• [Extract to read]
•••••
Finally, I don’t believe syntax, as formally described, is much of a help to people when they are trying to figure out the best way to say something. I know that whenever I give editorial advice, I talk about a completely different set of issues from technical discussions about moving phrases, etc. The formal system is great for mechanical operations in which the machine has no awareness of what it is doing, but does not really address the experience of using language. If editing really worked best at the unconscious level, all these thoughts about helping the reader follow along should just get in the way. Instead, they help get it right.
At the same time, syntax is obviously important and has to be accounted for. “Syntax” was one of the original categories for posting on this blog, but I have long doubted that I would have much to report. Lately, however, things are looking more promising. I am especially encouraged by a paper, “Sex and Syntax” (here) by Ljiljana Progovac in the current Biolinguistics.
The paper begins with a technical discussion of “what differentiates constructions that allow Move from those that do not.” [p. 307] For example, the sentence Penguins eat fish can be transformed to a question—What do penguins eat?—by moving the word fish to the front and transforming it to what do. On the other hand, the correct way to transform Peter ate fish and tartar sauce into a question is to ask Peter ate fish and what? Why is there a Move operation in one sentence and not the other?
Among syntacticians, Progovac says, the standard approach to the problem is to assume that Move operations are normal, and to look for reasons why certain structures do not allow them. Progovac has flipped that reasoning around: saying that originally, nothing could be Moved, and then Move operations were allowed for certain structures. This explanation is fundamental to an evolutionary perspective, and is antithetical to the proposition that syntax is the result of some great leap forward in which the whole system appeared as the result of a single step.* Progovac is one of the very few linguists who has concentrated her study on identifying primitive examples of syntax and in the Biolinguistics paper she has assembled her observations into a picture of syntactical evolution (see: Fossilized Syntax; The Eternal Duality; A Protolinguistic Fossil).
Much of her work has been with “root small clauses” which are characterized by unconjugated verbs, undeclined nouns, and no Move operations within the clause. In her Biolinguistics paper, she looks at how clauses are organized and proposes that the first clause combinations were joined without conjunctions and without the ability to insert something into the clause. Examples of such holdover constructions include:
- Nothing ventured, nothing gained.
- Easy come, easy go.
- Monkey see, monkey do.
- Card laid, card played.
All of these statements have, to our ears, the sound of proverbial truth The absence of conjugations or subject/object distinction gives them a ring of eternity, but if remarks like this were routine at some time in human history they must have addressed more prosaic events—e.g., Jane come, Jane eat. This could mean: Jane came and ate; Come on over, Jane, and eat; Jane will come and eat; Jane has come and is eating. Some might object, therefore, that the speech is too ambiguous to serve, but Progovac says:
If language developed gradually, then it is to be expected that not all the grammatical tools that we use today to express logical relations with some precision were available in the previous stages of grammar. This should not have prevented our ancestors from speaking in however imprecise and underspecified ways. [313]
Saying the currently unsayable is one of the things language change is about.
•••••
• [Data excerpts]

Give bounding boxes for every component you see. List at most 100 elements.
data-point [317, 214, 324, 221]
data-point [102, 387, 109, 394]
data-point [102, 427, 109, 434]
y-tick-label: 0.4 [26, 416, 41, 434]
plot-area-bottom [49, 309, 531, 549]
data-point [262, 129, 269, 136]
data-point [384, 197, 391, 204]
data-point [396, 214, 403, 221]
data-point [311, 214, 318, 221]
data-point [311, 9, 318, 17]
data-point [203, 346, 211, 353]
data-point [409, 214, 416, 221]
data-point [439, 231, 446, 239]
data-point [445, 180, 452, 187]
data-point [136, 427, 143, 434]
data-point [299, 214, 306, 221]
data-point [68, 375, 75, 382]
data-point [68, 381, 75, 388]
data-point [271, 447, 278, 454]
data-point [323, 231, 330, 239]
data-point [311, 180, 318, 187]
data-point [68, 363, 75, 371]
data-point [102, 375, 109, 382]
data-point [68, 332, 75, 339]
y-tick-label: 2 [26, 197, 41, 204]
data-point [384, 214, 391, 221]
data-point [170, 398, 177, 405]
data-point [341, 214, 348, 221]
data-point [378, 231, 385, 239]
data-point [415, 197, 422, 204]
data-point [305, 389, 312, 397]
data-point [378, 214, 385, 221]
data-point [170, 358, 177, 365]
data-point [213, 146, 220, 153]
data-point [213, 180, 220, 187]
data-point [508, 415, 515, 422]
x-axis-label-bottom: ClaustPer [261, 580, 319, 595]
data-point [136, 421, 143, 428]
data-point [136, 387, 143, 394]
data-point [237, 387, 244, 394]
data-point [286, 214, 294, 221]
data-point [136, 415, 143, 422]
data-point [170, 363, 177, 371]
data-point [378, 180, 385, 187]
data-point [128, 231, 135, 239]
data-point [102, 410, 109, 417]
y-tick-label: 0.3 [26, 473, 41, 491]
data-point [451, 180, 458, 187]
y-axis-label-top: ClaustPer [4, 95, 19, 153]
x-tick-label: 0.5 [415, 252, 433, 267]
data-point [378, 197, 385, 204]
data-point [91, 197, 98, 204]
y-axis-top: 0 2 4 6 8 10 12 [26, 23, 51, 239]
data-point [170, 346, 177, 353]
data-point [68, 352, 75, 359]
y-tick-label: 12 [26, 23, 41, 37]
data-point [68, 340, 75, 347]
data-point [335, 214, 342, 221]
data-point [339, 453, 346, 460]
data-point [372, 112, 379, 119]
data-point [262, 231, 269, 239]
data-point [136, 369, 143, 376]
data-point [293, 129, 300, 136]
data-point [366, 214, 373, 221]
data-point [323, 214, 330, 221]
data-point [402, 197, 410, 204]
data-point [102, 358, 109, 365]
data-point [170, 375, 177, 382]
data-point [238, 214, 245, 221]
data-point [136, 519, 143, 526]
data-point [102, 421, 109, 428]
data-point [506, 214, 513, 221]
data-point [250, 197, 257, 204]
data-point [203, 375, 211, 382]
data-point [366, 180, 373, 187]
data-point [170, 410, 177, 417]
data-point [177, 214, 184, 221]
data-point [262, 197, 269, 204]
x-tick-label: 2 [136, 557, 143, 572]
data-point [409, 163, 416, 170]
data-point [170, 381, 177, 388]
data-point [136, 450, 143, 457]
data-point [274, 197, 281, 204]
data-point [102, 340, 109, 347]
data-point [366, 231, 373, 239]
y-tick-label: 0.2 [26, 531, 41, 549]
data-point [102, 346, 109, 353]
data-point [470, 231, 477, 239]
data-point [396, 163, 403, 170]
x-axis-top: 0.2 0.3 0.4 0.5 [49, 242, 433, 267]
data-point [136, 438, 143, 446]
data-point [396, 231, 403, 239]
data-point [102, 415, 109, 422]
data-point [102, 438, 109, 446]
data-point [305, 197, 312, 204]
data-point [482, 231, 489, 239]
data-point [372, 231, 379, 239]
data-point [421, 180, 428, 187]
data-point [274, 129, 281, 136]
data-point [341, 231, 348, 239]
•••••
• [Requests]
1) In the syntax passage, which journal published the paper "Sex and Syntax"?
2) List every holdover construction that the syntax passage gives as an example of clauses joined without conjunctions.
3) Reproduce the section of the syntax passage that starts with the words "Finally, I don’t" and finishes with "get it right.".

• [Answers to each task]
1) Biolinguistics

2)
- Nothing ventured, nothing gained.
- Easy come, easy go.
- Monkey see, monkey do.
- Card laid, card played.

3)
Finally, I don’t believe syntax, as formally described, is much of a help to people when they are trying to figure out the best way to say something. I know that whenever I give editorial advice, I talk about a completely different set of issues from technical discussions about moving phrases, etc. The formal system is great for mechanical operations in which the machine has no awareness of what it is doing, but does not really address the experience of using language. If editing really worked best at the unconscious level, all these thoughts about helping the reader follow along should just get in the way. Instead, they help get it right.